**Available data**.
○ ○ ○
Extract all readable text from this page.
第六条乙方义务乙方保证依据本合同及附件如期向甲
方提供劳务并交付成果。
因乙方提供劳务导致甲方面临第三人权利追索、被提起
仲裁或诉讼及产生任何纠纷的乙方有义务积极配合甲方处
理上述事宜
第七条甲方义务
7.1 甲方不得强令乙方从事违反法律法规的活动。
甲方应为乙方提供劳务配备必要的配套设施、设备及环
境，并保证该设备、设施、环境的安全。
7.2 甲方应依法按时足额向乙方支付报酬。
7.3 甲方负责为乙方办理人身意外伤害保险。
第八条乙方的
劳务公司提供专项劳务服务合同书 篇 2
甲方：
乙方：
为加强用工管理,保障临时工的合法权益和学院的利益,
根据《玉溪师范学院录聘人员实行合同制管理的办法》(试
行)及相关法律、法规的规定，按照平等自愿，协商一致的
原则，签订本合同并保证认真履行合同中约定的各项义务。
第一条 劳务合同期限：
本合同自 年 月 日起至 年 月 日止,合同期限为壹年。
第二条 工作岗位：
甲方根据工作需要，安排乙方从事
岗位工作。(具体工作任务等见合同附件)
○ ○ ○
**Task goal**. Reproduce the data shown above exactly.

**Exercise result**.
Extract all readable text from this page.
第六条乙方义务乙方保证依据本合同及附件如期向甲
方提供劳务并交付成果。
因乙方提供劳务导致甲方面临第三人权利追索、被提起
仲裁或诉讼及产生任何纠纷的乙方有义务积极配合甲方处
理上述事宜
第七条甲方义务
7.1 甲方不得强令乙方从事违反法律法规的活动。
甲方应为乙方提供劳务配备必要的配套设施、设备及环
境，并保证该设备、设施、环境的安全。
7.2 甲方应依法按时足额向乙方支付报酬。
7.3 甲方负责为乙方办理人身意外伤害保险。
第八条乙方的
劳务公司提供专项劳务服务合同书 篇 2
甲方：
乙方：
为加强用工管理,保障临时工的合法权益和学院的利益,
根据《玉溪师范学院录聘人员实行合同制管理的办法》(试
行)及相关法律、法规的规定，按照平等自愿，协商一致的
原则，签订本合同并保证认真履行合同中约定的各项义务。
第一条 劳务合同期限：
本合同自 年 月 日起至 年 月 日止,合同期限为壹年。
第二条 工作岗位：
甲方根据工作需要，安排乙方从事
岗位工作。(具体工作任务等见合同附件)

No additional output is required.